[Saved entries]
-=-=-

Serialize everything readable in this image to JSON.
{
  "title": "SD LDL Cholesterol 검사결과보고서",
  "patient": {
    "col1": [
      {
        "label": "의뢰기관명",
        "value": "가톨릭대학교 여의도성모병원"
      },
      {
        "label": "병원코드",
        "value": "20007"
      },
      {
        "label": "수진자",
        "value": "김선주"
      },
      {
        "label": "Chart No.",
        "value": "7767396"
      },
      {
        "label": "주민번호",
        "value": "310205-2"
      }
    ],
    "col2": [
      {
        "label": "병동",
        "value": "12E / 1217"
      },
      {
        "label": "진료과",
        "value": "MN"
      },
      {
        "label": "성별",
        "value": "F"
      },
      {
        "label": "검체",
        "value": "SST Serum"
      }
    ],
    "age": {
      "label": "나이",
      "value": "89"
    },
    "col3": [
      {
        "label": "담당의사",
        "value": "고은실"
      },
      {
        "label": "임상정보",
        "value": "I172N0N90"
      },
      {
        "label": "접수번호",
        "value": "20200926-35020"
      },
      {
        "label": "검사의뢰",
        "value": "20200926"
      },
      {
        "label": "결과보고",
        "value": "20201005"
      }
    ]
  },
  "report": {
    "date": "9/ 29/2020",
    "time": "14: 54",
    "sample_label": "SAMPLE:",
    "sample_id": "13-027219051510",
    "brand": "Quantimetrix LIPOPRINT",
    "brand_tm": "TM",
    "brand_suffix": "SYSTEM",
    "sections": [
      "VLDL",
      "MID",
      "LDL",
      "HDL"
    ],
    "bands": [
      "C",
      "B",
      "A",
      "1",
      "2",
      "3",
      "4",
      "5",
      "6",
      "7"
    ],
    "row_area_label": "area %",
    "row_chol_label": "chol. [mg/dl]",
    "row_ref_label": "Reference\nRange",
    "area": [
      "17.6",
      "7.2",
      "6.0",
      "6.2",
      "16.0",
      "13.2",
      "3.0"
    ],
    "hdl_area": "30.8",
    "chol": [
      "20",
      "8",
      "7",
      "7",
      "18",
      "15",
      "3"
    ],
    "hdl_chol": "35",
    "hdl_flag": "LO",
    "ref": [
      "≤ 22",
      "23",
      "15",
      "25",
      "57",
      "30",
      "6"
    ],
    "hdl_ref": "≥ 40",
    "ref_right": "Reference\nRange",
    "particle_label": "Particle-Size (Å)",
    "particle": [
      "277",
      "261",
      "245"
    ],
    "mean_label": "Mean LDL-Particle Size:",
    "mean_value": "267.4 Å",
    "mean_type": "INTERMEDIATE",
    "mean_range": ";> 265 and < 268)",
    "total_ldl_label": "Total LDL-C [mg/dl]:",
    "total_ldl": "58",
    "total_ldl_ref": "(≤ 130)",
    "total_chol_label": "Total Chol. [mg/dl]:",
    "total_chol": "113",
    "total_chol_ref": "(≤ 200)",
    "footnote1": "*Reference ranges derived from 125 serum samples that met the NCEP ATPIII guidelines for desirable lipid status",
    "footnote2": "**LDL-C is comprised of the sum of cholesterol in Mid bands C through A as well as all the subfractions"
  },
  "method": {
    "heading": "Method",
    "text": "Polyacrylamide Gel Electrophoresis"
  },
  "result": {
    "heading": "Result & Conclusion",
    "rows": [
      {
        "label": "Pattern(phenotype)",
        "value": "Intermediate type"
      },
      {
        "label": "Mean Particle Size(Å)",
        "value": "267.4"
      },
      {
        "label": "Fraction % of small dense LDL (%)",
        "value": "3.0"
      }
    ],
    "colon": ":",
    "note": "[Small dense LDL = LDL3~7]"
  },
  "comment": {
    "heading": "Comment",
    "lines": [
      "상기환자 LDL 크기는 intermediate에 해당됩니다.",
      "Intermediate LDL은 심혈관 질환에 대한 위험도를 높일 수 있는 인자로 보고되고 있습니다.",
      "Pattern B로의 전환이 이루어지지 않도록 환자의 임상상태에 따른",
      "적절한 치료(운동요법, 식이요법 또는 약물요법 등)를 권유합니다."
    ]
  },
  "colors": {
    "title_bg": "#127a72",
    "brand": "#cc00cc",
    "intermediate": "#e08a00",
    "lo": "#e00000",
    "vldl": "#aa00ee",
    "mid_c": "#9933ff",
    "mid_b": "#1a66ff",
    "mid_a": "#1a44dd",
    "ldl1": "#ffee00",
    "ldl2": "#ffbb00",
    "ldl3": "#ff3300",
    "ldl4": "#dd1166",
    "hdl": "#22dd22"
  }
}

-=-=-

**Exercise details:** Search the entries for the word "bands" and copy every line that has it.

**Correct answer:**
    "bands": [
    "footnote2": "**LDL-C is comprised of the sum of cholesterol in Mid bands C through A as well as all the subfractions"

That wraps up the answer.